[Stored records]
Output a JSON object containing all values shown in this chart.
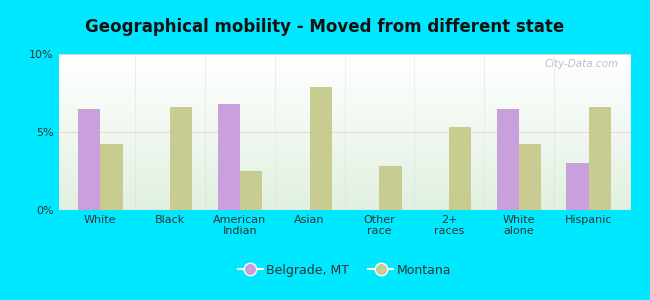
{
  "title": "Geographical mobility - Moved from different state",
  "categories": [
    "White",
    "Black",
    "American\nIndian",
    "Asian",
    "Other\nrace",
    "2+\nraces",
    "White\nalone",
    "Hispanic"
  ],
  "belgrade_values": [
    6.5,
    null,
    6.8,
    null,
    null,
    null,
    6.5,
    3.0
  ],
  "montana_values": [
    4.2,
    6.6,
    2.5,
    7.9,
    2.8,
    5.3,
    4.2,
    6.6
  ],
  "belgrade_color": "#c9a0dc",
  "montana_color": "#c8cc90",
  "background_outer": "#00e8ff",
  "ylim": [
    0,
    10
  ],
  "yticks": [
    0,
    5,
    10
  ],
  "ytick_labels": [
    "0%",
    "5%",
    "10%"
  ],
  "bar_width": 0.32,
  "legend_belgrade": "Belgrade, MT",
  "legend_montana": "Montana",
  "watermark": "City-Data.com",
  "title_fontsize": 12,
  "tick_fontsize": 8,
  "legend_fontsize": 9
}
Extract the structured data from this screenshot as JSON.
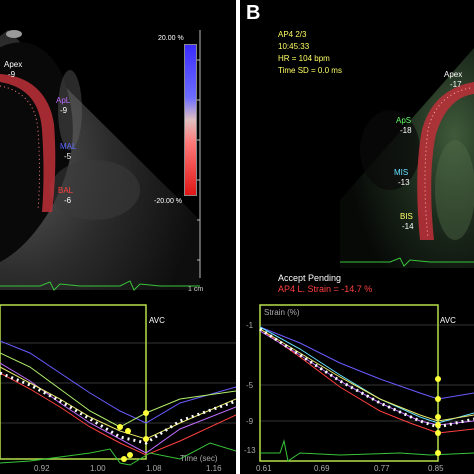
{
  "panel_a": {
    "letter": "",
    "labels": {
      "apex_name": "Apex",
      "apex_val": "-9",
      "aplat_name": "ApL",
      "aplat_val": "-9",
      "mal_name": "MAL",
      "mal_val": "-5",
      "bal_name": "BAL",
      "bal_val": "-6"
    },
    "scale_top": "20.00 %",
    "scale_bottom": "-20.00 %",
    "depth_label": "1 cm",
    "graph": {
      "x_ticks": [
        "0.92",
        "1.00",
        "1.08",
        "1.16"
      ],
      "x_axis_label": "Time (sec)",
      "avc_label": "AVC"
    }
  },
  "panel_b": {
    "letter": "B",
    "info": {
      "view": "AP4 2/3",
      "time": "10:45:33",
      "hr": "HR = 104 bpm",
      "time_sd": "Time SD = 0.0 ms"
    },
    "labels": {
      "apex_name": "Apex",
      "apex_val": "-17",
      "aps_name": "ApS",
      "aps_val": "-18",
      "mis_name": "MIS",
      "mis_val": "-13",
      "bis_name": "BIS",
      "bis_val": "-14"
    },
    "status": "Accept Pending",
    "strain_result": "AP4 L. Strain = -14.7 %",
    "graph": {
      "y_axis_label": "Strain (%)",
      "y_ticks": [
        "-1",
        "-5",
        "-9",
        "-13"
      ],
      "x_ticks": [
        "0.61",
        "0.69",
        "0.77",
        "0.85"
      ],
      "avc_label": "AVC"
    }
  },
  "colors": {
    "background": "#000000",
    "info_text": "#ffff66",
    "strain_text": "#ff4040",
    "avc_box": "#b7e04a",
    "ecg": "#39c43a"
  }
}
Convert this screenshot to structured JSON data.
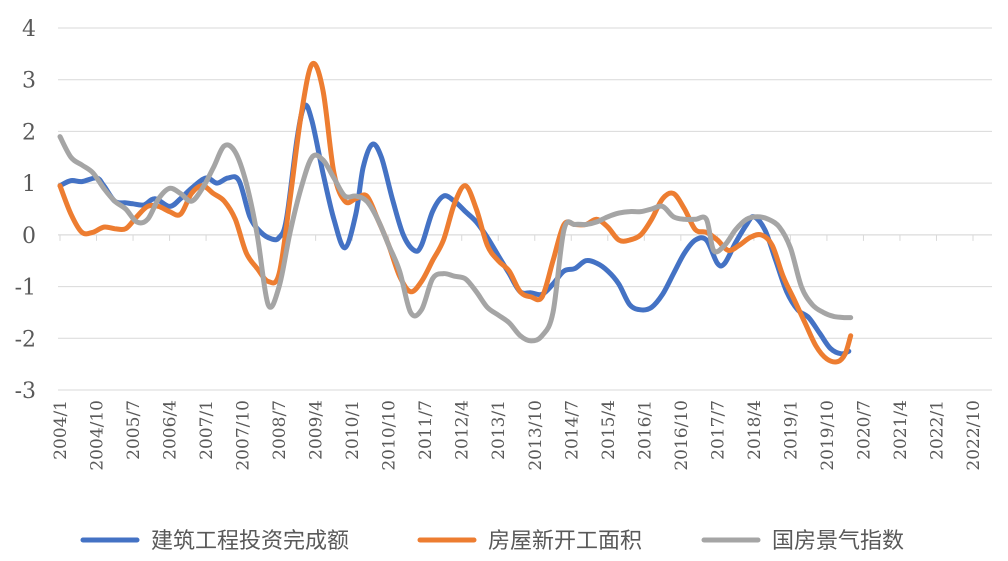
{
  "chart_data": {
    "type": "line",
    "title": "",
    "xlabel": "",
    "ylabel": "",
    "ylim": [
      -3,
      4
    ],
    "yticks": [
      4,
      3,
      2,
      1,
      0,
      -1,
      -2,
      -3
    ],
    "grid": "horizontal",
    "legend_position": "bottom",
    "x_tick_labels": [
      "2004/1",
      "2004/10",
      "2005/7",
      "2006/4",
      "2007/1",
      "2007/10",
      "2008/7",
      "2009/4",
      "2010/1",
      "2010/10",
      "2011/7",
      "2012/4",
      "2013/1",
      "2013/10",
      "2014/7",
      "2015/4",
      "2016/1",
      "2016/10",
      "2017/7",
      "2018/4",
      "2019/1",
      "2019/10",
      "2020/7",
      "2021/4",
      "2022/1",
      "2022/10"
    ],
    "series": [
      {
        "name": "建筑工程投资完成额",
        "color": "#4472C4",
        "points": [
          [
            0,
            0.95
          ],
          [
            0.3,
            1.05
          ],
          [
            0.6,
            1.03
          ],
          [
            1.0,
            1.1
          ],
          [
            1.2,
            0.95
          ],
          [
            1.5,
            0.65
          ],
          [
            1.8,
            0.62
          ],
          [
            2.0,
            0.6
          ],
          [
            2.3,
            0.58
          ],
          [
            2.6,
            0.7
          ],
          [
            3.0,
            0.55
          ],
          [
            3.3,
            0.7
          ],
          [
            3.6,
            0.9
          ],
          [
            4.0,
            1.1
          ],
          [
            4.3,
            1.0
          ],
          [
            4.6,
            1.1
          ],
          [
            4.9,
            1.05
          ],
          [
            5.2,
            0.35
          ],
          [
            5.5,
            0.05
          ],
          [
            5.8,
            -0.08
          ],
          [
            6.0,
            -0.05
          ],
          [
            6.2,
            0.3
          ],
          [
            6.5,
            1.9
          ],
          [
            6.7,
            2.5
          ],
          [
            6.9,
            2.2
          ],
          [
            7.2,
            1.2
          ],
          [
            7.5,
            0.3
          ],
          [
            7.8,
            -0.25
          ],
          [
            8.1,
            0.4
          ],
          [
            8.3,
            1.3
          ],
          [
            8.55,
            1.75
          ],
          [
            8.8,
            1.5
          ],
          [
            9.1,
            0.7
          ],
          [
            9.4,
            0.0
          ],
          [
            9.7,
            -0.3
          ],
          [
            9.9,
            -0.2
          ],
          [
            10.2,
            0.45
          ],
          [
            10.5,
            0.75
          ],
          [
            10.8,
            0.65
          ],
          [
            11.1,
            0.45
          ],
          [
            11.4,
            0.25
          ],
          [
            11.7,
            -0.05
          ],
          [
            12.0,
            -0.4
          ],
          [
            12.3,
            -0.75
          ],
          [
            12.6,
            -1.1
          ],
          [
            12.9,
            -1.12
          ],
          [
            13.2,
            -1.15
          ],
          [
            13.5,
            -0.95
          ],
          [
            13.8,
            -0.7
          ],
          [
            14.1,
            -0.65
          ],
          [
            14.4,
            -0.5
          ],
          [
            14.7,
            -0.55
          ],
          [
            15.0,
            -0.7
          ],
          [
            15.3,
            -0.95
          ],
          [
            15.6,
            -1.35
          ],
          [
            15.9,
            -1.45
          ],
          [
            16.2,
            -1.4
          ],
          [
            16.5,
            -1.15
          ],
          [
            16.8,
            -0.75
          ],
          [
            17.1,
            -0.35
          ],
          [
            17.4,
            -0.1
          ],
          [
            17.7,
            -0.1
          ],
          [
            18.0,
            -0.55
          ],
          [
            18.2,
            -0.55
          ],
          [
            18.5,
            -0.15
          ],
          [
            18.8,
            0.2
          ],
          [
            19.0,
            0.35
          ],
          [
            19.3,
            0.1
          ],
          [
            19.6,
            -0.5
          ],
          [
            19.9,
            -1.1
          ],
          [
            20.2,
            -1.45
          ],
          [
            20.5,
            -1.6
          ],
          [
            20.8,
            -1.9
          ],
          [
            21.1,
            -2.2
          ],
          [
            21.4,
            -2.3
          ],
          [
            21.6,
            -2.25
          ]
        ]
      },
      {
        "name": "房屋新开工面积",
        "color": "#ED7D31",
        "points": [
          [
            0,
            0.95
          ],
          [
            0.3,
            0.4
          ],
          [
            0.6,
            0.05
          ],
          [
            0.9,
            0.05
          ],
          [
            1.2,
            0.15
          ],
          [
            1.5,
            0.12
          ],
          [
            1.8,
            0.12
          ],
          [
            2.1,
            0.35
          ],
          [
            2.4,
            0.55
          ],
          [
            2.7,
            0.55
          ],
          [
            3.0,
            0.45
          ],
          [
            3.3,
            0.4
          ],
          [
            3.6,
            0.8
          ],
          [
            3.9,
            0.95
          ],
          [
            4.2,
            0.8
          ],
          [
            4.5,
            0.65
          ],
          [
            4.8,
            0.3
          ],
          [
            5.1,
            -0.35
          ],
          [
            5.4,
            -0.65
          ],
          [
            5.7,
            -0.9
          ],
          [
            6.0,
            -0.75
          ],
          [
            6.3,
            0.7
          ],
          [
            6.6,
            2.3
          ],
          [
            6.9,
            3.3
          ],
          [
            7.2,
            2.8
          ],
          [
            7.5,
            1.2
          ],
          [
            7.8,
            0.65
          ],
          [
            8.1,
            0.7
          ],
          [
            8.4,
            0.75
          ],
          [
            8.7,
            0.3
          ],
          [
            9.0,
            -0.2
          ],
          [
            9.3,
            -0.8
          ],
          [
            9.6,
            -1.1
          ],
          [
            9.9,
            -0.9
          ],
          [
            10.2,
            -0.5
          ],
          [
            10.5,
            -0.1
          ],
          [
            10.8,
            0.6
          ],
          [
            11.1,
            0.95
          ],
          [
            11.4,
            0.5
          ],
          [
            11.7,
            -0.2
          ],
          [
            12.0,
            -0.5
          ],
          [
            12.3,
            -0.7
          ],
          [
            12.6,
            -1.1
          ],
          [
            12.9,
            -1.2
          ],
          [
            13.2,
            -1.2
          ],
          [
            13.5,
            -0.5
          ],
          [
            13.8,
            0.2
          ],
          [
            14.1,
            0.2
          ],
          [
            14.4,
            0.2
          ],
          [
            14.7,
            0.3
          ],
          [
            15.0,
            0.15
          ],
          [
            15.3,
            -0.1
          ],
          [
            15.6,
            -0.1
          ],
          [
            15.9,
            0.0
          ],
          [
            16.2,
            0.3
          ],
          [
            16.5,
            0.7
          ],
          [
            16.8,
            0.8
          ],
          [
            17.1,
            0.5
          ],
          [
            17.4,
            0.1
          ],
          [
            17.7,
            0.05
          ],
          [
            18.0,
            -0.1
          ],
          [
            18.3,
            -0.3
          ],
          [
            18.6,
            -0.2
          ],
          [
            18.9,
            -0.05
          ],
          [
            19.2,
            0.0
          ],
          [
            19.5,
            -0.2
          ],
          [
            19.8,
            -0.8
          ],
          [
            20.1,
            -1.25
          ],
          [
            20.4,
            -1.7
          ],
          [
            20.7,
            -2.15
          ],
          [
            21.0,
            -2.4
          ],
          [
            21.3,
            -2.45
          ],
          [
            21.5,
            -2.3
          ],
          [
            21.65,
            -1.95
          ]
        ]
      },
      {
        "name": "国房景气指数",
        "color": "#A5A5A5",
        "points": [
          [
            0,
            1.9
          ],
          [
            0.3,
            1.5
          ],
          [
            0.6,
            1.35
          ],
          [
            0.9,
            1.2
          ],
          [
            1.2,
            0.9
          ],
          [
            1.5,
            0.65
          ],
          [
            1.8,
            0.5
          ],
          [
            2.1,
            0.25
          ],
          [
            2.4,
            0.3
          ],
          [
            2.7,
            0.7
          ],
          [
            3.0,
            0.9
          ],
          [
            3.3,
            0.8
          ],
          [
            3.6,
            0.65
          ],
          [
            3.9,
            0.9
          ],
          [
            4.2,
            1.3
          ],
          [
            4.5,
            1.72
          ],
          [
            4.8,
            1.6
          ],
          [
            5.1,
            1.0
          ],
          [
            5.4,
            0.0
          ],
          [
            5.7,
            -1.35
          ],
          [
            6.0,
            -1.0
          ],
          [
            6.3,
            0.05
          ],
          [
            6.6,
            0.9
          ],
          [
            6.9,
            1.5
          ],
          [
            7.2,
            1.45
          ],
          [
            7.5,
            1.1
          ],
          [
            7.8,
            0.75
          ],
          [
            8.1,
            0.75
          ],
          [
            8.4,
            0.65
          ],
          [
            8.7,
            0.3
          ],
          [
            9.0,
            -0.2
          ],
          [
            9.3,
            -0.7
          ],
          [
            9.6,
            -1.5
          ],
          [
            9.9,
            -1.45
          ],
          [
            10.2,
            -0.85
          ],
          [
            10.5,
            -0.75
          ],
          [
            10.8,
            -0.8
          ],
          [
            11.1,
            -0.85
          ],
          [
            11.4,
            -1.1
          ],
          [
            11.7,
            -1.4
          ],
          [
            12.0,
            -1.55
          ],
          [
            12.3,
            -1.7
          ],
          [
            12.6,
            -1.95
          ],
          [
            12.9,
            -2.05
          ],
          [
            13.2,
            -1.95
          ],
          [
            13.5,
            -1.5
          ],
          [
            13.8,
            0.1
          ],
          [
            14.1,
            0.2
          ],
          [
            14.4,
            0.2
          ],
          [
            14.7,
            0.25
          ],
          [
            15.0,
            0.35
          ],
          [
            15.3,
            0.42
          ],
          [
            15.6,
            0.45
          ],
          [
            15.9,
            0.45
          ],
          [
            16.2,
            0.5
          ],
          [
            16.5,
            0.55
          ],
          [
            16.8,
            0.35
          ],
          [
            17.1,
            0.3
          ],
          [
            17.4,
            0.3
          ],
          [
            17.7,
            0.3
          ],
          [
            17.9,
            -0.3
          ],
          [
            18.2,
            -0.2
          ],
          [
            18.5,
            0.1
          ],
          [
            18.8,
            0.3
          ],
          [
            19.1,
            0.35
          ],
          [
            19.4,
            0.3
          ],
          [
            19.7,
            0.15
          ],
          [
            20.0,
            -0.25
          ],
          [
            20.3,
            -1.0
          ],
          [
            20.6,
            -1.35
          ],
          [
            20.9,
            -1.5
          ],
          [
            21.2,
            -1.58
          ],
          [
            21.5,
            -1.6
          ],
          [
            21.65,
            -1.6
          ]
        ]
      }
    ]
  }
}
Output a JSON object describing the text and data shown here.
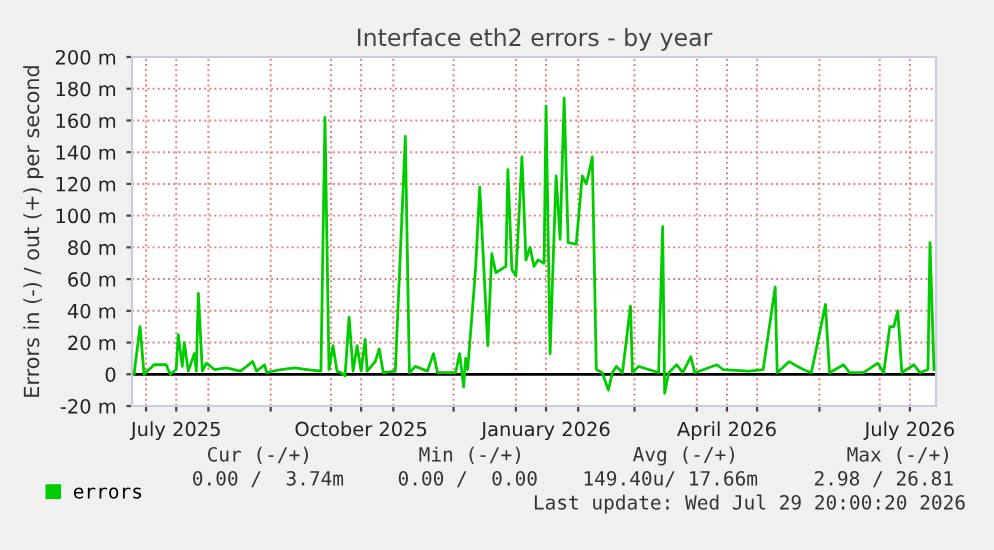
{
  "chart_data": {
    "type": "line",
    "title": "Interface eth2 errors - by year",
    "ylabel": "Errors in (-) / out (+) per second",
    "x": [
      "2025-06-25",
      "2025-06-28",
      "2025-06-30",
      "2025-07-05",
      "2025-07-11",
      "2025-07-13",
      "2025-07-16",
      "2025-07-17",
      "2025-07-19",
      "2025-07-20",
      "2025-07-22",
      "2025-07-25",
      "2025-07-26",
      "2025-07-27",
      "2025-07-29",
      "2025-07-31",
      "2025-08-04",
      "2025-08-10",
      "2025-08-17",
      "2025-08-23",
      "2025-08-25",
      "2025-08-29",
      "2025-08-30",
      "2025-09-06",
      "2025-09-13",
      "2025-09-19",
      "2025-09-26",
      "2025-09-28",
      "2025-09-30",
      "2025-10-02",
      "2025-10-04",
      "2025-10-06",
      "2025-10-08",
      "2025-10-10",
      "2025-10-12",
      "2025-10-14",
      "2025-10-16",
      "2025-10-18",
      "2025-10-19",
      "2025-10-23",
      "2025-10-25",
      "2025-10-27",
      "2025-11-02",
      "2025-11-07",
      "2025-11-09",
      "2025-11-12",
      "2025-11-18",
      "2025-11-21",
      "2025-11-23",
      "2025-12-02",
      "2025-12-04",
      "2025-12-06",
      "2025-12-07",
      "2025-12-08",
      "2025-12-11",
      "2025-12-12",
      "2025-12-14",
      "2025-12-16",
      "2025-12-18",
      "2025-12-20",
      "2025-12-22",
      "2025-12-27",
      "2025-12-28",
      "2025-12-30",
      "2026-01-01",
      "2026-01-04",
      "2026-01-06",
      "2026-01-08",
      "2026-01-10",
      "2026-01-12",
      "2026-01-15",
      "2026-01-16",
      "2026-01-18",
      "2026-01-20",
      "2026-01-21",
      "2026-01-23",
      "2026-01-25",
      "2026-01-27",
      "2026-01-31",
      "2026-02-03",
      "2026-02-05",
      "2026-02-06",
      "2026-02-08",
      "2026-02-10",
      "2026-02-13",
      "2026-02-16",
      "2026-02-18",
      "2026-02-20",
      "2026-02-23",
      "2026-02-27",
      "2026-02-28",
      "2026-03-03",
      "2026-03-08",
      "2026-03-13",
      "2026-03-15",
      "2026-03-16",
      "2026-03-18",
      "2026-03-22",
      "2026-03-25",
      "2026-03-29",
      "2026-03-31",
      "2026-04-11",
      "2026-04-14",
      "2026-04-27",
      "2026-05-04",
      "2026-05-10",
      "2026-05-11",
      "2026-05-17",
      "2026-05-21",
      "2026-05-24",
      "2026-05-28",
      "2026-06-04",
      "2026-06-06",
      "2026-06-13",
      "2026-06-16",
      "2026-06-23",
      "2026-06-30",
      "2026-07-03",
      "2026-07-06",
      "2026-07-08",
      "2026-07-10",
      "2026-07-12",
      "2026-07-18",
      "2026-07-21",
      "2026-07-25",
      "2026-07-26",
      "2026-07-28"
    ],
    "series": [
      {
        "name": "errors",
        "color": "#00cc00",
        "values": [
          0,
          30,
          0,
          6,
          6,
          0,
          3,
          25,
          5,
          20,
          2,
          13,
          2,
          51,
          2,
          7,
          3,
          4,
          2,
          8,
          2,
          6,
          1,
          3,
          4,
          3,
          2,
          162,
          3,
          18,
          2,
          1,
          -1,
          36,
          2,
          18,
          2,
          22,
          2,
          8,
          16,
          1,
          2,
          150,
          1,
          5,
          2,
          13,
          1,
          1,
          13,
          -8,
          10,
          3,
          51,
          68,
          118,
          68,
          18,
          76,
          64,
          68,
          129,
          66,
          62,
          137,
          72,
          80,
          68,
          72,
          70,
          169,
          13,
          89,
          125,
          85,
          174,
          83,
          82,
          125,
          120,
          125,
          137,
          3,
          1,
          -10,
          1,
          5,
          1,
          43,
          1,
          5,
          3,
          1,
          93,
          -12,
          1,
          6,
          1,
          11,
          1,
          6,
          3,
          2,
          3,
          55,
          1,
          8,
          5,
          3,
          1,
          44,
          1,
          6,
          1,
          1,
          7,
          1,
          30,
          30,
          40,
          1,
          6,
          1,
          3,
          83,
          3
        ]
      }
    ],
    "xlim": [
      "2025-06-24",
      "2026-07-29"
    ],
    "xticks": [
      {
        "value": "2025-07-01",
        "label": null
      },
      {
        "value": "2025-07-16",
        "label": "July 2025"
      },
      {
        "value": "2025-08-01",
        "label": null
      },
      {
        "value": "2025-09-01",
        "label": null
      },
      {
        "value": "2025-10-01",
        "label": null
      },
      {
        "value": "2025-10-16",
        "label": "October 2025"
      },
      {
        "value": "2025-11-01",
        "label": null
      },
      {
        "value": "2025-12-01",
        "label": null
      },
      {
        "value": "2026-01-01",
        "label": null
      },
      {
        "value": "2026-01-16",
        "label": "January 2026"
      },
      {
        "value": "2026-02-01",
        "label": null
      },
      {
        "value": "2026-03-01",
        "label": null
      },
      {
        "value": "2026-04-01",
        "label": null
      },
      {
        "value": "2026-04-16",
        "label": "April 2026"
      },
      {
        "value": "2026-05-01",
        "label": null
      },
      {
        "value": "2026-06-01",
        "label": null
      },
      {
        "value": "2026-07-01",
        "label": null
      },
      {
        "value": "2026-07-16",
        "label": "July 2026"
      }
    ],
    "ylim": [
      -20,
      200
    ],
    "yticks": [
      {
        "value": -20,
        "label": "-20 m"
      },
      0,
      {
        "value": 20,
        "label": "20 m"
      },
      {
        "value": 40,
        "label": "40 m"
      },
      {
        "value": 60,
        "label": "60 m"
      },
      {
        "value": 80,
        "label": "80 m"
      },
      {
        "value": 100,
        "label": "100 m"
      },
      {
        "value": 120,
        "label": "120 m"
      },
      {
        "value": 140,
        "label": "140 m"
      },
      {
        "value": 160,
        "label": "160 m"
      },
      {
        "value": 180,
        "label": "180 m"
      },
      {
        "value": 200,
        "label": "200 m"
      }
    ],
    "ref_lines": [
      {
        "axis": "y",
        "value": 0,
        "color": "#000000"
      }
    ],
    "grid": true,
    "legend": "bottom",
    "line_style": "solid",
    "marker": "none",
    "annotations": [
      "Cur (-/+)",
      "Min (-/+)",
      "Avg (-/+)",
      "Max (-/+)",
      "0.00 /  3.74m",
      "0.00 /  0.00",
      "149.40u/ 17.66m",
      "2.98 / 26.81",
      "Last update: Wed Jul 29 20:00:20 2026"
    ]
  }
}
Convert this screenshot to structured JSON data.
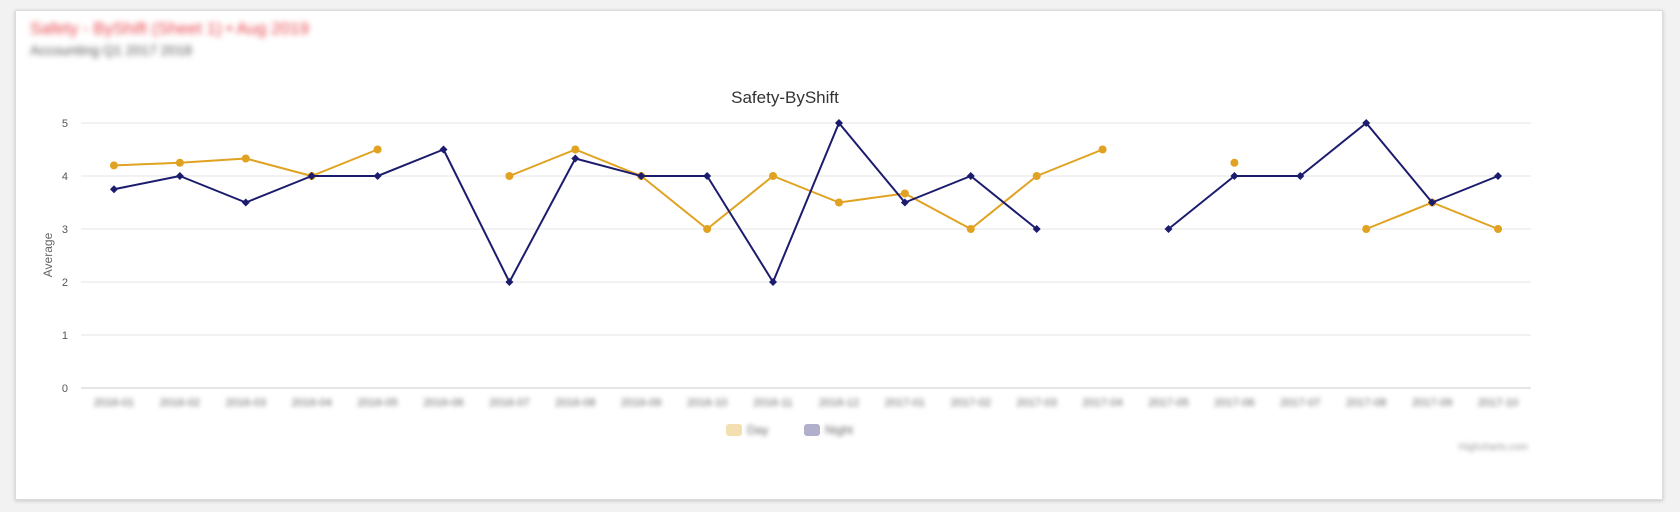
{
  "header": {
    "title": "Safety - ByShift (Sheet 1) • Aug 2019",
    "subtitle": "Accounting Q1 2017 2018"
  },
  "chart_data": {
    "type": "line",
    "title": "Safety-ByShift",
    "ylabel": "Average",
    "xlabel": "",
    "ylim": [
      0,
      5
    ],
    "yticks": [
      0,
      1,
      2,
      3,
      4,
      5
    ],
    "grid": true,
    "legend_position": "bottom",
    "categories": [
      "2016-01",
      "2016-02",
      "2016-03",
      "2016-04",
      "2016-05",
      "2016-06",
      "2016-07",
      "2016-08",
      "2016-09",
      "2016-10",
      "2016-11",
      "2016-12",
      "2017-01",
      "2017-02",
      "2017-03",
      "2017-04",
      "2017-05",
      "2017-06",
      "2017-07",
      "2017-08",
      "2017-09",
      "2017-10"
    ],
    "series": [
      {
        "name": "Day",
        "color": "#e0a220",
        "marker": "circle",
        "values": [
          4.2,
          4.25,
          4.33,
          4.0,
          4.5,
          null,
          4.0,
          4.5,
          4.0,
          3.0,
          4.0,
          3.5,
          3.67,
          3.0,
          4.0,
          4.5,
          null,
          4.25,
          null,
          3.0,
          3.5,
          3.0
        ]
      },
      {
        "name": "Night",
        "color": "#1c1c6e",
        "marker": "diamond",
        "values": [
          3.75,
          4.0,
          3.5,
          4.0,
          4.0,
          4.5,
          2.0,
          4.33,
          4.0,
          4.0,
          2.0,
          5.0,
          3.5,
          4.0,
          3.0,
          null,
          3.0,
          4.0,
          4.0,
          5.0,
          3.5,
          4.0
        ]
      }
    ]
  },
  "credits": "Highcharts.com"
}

_What needs to be done_: Extract from the material all lines containing the string "shown".

_Answer to this exercise_:
Output a JSON object containing all values shown in this chart.
Output a JSON object describing the text and data shown here.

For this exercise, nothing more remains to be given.